*RECORDS SHOWN:*
***

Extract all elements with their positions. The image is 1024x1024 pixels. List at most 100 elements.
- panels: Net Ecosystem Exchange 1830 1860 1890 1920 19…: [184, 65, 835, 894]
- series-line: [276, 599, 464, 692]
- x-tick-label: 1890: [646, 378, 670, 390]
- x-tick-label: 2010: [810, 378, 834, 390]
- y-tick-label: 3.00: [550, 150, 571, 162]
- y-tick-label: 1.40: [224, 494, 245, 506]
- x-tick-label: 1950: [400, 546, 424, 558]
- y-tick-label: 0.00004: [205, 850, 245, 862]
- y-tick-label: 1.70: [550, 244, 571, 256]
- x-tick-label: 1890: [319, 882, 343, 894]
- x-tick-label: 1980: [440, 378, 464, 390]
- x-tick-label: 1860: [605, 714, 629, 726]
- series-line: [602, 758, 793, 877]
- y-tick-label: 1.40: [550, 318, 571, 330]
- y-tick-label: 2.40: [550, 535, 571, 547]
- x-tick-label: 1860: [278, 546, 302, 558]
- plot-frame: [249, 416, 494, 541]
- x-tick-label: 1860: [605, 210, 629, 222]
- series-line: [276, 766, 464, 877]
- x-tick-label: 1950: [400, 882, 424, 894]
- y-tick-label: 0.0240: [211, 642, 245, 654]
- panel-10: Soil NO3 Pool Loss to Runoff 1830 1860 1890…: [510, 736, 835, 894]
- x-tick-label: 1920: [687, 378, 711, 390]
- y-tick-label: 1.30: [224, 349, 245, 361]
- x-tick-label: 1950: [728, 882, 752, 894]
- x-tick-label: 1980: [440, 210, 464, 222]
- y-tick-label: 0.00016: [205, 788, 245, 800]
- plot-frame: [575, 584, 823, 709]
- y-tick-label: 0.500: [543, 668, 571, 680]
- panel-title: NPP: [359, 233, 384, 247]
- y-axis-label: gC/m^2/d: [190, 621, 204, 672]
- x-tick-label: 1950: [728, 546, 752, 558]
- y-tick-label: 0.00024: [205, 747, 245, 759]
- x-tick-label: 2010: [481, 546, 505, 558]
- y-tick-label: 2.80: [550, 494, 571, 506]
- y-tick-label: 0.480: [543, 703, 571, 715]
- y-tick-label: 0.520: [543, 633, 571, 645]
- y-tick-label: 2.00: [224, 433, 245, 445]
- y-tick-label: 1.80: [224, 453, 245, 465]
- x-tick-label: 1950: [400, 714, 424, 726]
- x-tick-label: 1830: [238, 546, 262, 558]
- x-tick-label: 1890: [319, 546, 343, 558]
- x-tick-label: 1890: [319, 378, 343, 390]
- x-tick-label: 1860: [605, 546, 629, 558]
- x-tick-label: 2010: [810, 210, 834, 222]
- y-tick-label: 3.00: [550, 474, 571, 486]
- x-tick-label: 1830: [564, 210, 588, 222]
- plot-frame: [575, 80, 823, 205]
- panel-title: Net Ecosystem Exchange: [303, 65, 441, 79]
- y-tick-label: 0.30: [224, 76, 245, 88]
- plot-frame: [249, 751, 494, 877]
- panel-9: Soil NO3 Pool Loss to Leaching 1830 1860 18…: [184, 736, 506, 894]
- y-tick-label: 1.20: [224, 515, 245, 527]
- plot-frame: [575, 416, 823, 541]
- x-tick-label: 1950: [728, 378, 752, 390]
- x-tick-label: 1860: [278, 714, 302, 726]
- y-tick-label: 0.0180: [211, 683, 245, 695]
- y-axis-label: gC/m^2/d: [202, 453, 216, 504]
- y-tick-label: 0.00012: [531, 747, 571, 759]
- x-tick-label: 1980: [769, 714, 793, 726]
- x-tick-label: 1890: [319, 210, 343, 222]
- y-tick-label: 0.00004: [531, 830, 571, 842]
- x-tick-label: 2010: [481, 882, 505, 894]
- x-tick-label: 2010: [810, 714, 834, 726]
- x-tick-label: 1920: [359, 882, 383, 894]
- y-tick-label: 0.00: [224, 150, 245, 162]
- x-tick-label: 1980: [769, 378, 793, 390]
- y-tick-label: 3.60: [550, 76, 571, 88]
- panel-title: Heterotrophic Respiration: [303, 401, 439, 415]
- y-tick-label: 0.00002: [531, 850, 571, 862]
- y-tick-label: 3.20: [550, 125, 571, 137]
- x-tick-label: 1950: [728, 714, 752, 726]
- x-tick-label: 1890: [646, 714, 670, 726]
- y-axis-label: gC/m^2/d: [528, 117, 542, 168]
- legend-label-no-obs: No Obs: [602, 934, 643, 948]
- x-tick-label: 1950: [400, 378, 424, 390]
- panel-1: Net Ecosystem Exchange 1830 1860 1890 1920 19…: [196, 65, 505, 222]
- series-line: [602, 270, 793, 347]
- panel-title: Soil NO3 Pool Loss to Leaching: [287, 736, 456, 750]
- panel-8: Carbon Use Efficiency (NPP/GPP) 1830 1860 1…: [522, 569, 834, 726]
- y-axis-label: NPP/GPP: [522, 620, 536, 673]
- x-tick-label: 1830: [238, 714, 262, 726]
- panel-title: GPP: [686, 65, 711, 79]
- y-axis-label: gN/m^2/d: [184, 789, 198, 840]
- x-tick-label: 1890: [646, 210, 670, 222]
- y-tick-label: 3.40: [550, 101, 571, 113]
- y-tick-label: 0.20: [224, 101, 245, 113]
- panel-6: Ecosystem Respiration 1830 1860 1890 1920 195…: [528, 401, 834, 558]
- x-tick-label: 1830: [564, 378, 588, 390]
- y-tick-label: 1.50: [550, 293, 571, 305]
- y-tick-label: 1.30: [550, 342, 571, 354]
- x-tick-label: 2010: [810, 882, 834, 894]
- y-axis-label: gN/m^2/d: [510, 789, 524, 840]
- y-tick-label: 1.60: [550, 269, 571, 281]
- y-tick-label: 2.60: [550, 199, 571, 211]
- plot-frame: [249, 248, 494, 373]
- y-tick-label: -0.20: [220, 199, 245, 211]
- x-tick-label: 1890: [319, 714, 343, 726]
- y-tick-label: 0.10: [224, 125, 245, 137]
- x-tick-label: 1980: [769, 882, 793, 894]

***

*WRITTEN TASK:* Render every line of the items above as a Markdown table with two columns, Row and Line: number the lines in order under Row, put each line's text under Line, and skip blank lines.

*SOLVED EXERCISE:*
| Row | Line |
|---|---|
| 1 | Extract all elements with their positions. The image is 1024x1024 pixels. List at most 100 elements. |
| 2 | - panels: Net Ecosystem Exchange 1830 1860 1890 1920 19…: [184, 65, 835, 894] |
| 3 | - series-line: [276, 599, 464, 692] |
| 4 | - x-tick-label: 1890: [646, 378, 670, 390] |
| 5 | - x-tick-label: 2010: [810, 378, 834, 390] |
| 6 | - y-tick-label: 3.00: [550, 150, 571, 162] |
| 7 | - y-tick-label: 1.40: [224, 494, 245, 506] |
| 8 | - x-tick-label: 1950: [400, 546, 424, 558] |
| 9 | - y-tick-label: 0.00004: [205, 850, 245, 862] |
| 10 | - y-tick-label: 1.70: [550, 244, 571, 256] |
| 11 | - x-tick-label: 1890: [319, 882, 343, 894] |
| 12 | - x-tick-label: 1980: [440, 378, 464, 390] |
| 13 | - x-tick-label: 1860: [605, 714, 629, 726] |
| 14 | - series-line: [602, 758, 793, 877] |
| 15 | - y-tick-label: 1.40: [550, 318, 571, 330] |
| 16 | - y-tick-label: 2.40: [550, 535, 571, 547] |
| 17 | - x-tick-label: 1860: [278, 546, 302, 558] |
| 18 | - plot-frame: [249, 416, 494, 541] |
| 19 | - x-tick-label: 1860: [605, 210, 629, 222] |
| 20 | - series-line: [276, 766, 464, 877] |
| 21 | - x-tick-label: 1950: [400, 882, 424, 894] |
| 22 | - y-tick-label: 0.0240: [211, 642, 245, 654] |
| 23 | - panel-10: Soil NO3 Pool Loss to Runoff 1830 1860 1890…: [510, 736, 835, 894] |
| 24 | - x-tick-label: 1920: [687, 378, 711, 390] |
| 25 | - y-tick-label: 1.30: [224, 349, 245, 361] |
| 26 | - x-tick-label: 1950: [728, 882, 752, 894] |
| 27 | - x-tick-label: 1980: [440, 210, 464, 222] |
| 28 | - y-tick-label: 0.00016: [205, 788, 245, 800] |
| 29 | - plot-frame: [575, 584, 823, 709] |
| 30 | - y-tick-label: 0.500: [543, 668, 571, 680] |
| 31 | - panel-title: NPP: [359, 233, 384, 247] |
| 32 | - y-axis-label: gC/m^2/d: [190, 621, 204, 672] |
| 33 | - x-tick-label: 1950: [728, 546, 752, 558] |
| 34 | - y-tick-label: 0.00024: [205, 747, 245, 759] |
| 35 | - x-tick-label: 2010: [481, 546, 505, 558] |
| 36 | - y-tick-label: 2.80: [550, 494, 571, 506] |
| 37 | - y-tick-label: 0.480: [543, 703, 571, 715] |
| 38 | - y-tick-label: 0.520: [543, 633, 571, 645] |
| 39 | - y-tick-label: 2.00: [224, 433, 245, 445] |
| 40 | - y-tick-label: 1.80: [224, 453, 245, 465] |
| 41 | - x-tick-label: 1950: [400, 714, 424, 726] |
| 42 | - x-tick-label: 1830: [238, 546, 262, 558] |
| 43 | - x-tick-label: 1890: [319, 546, 343, 558] |
| 44 | - x-tick-label: 1890: [319, 378, 343, 390] |
| 45 | - x-tick-label: 1860: [605, 546, 629, 558] |
| 46 | - x-tick-label: 2010: [810, 210, 834, 222] |
| 47 | - y-tick-label: 3.00: [550, 474, 571, 486] |
| 48 | - x-tick-label: 1830: [564, 210, 588, 222] |
| 49 | - plot-frame: [575, 80, 823, 205] |
| 50 | - panel-title: Net Ecosystem Exchange: [303, 65, 441, 79] |
| 51 | - y-tick-label: 0.30: [224, 76, 245, 88] |
| 52 | - plot-frame: [249, 751, 494, 877] |
| 53 | - panel-9: Soil NO3 Pool Loss to Leaching 1830 1860 18…: [184, 736, 506, 894] |
| 54 | - y-tick-label: 1.20: [224, 515, 245, 527] |
| 55 | - plot-frame: [575, 416, 823, 541] |
| 56 | - x-tick-label: 1950: [728, 378, 752, 390] |
| 57 | - x-tick-label: 1860: [278, 714, 302, 726] |
| 58 | - y-tick-label: 0.0180: [211, 683, 245, 695] |
| 59 | - y-axis-label: gC/m^2/d: [202, 453, 216, 504] |
| 60 | - y-tick-label: 0.00012: [531, 747, 571, 759] |
| 61 | - x-tick-label: 1980: [769, 714, 793, 726] |
| 62 | - x-tick-label: 1890: [319, 210, 343, 222] |
| 63 | - y-tick-label: 0.00004: [531, 830, 571, 842] |
| 64 | - x-tick-label: 2010: [481, 882, 505, 894] |
| 65 | - x-tick-label: 2010: [810, 714, 834, 726] |
| 66 | - x-tick-label: 1920: [359, 882, 383, 894] |
| 67 | - y-tick-label: 0.00: [224, 150, 245, 162] |
| 68 | - x-tick-label: 1980: [769, 378, 793, 390] |
| 69 | - y-tick-label: 3.60: [550, 76, 571, 88] |
| 70 | - panel-title: Heterotrophic Respiration: [303, 401, 439, 415] |
| 71 | - y-tick-label: 0.00002: [531, 850, 571, 862] |
| 72 | - y-tick-label: 3.20: [550, 125, 571, 137] |
| 73 | - x-tick-label: 1950: [728, 714, 752, 726] |
| 74 | - x-tick-label: 1890: [646, 714, 670, 726] |
| 75 | - y-axis-label: gC/m^2/d: [528, 117, 542, 168] |
| 76 | - legend-label-no-obs: No Obs: [602, 934, 643, 948] |
| 77 | - x-tick-label: 1950: [400, 378, 424, 390] |
| 78 | - panel-1: Net Ecosystem Exchange 1830 1860 1890 1920 19…: [196, 65, 505, 222] |
| 79 | - series-line: [602, 270, 793, 347] |
| 80 | - panel-title: Soil NO3 Pool Loss to Leaching: [287, 736, 456, 750] |
| 81 | - panel-8: Carbon Use Efficiency (NPP/GPP) 1830 1860 1…: [522, 569, 834, 726] |
| 82 | - y-axis-label: NPP/GPP: [522, 620, 536, 673] |
| 83 | - x-tick-label: 1830: [238, 714, 262, 726] |
| 84 | - panel-title: GPP: [686, 65, 711, 79] |
| 85 | - y-axis-label: gN/m^2/d: [184, 789, 198, 840] |
| 86 | - x-tick-label: 1890: [646, 210, 670, 222] |
| 87 | - y-tick-label: 3.40: [550, 101, 571, 113] |
| 88 | - y-tick-label: 0.20: [224, 101, 245, 113] |
| 89 | - panel-6: Ecosystem Respiration 1830 1860 1890 1920 195…: [528, 401, 834, 558] |
| 90 | - x-tick-label: 1830: [564, 378, 588, 390] |
| 91 | - y-tick-label: 1.50: [550, 293, 571, 305] |
| 92 | - y-tick-label: 1.30: [550, 342, 571, 354] |
| 93 | - x-tick-label: 2010: [810, 882, 834, 894] |
| 94 | - y-axis-label: gN/m^2/d: [510, 789, 524, 840] |
| 95 | - y-tick-label: 1.60: [550, 269, 571, 281] |
| 96 | - y-tick-label: 2.60: [550, 199, 571, 211] |
| 97 | - plot-frame: [249, 248, 494, 373] |
| 98 | - y-tick-label: -0.20: [220, 199, 245, 211] |
| 99 | - x-tick-label: 1890: [319, 714, 343, 726] |
| 100 | - y-tick-label: 0.10: [224, 125, 245, 137] |
| 101 | - x-tick-label: 1980: [769, 882, 793, 894] |